▶ [WORK TO BE COMPLETED] Out of the lines below, please list those that hold the string "reviews".

* * *

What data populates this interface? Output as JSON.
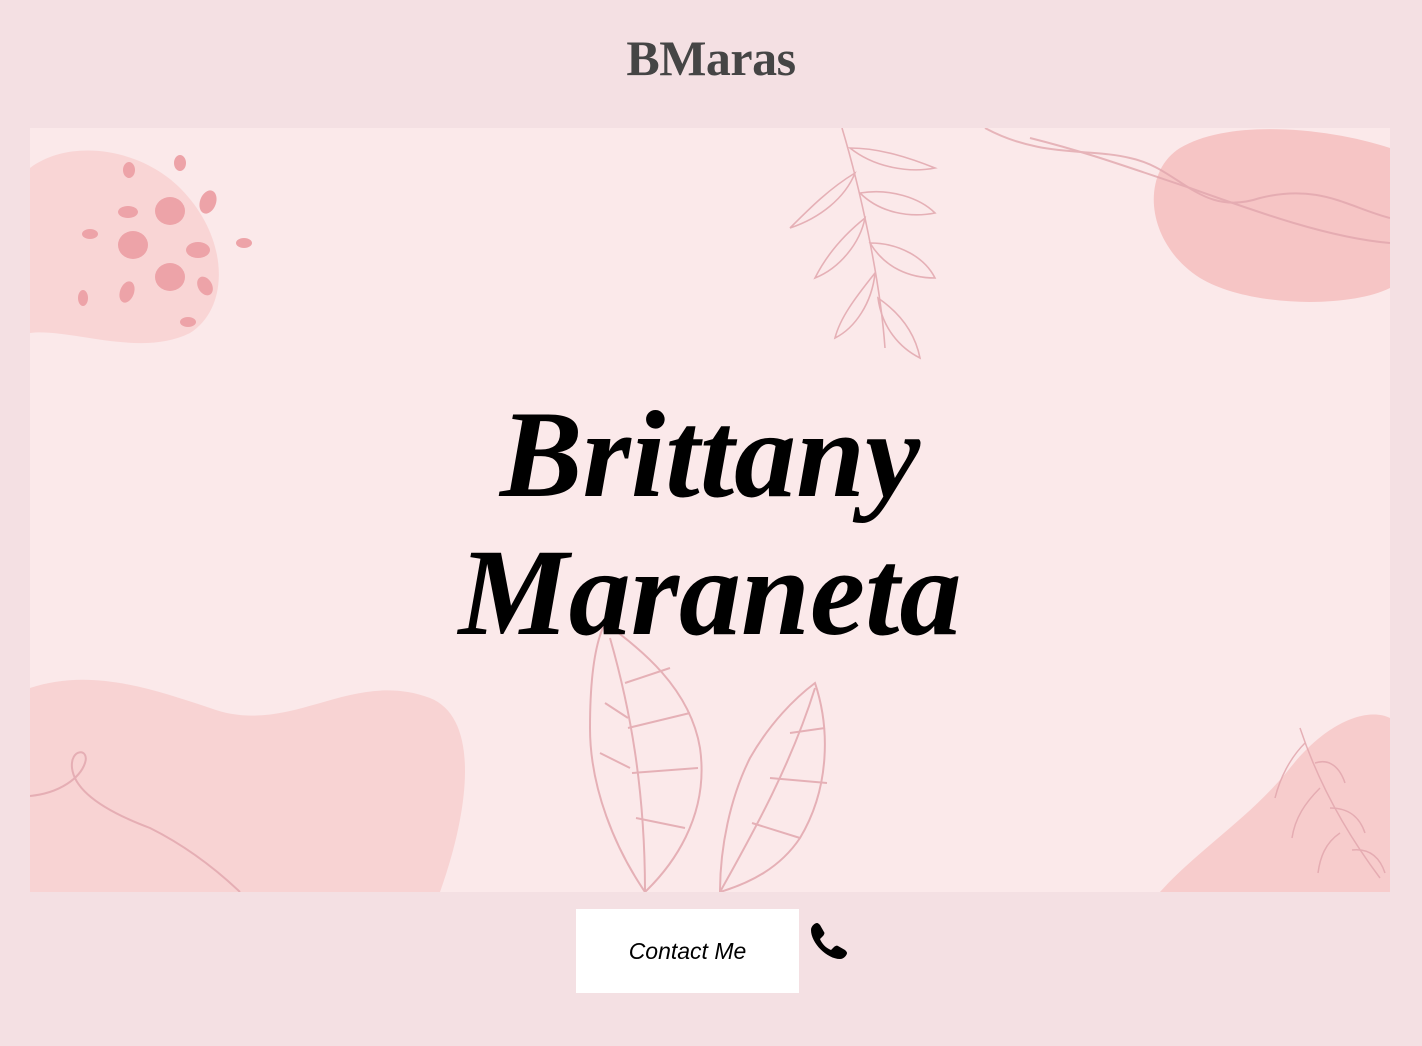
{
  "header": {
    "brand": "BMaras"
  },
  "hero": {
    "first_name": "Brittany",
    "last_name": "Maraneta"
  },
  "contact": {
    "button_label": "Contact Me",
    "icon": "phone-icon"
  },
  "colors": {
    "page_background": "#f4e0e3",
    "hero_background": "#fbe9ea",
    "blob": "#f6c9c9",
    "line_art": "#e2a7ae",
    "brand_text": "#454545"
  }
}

* * *

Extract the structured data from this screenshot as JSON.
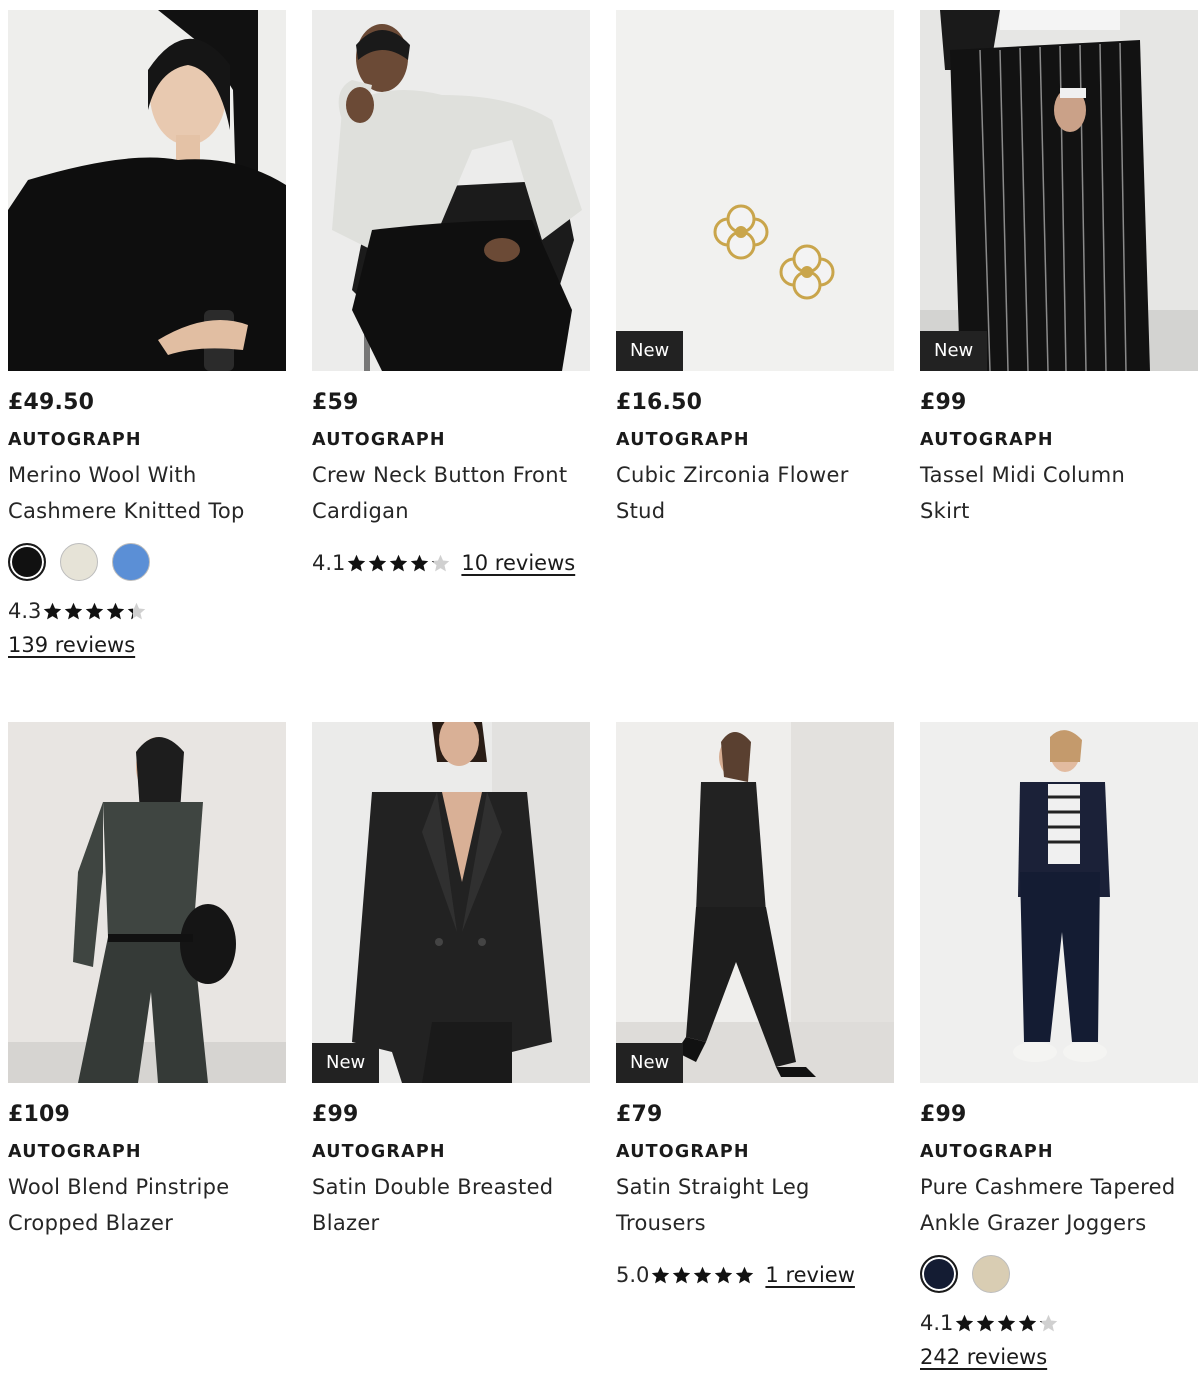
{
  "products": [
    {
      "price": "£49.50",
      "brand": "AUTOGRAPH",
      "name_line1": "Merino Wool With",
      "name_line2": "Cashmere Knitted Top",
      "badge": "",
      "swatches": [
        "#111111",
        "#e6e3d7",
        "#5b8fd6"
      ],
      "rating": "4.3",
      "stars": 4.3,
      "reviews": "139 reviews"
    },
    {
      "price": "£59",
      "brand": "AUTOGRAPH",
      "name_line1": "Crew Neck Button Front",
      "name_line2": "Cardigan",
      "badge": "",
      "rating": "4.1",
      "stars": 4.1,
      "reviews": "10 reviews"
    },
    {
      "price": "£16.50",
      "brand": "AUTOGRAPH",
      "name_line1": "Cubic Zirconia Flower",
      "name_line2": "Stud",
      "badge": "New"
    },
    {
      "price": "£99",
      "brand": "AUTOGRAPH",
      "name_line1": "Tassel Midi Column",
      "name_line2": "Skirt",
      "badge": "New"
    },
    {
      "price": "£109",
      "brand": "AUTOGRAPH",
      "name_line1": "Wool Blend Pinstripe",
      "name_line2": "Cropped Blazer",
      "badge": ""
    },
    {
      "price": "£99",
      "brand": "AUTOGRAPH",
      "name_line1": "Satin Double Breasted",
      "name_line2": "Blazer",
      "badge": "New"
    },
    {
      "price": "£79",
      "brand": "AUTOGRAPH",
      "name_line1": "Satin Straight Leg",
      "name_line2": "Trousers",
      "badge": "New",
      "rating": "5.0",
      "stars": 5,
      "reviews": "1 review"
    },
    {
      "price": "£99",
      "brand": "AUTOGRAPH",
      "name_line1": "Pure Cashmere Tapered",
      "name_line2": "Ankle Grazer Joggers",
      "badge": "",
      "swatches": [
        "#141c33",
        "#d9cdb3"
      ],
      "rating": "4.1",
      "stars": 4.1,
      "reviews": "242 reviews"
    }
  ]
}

* * *

▶ [ANSWER TO THE PROBLEM]
      "reviews": "139 reviews"
      "reviews": "10 reviews"
      "reviews": "1 review"
      "reviews": "242 reviews"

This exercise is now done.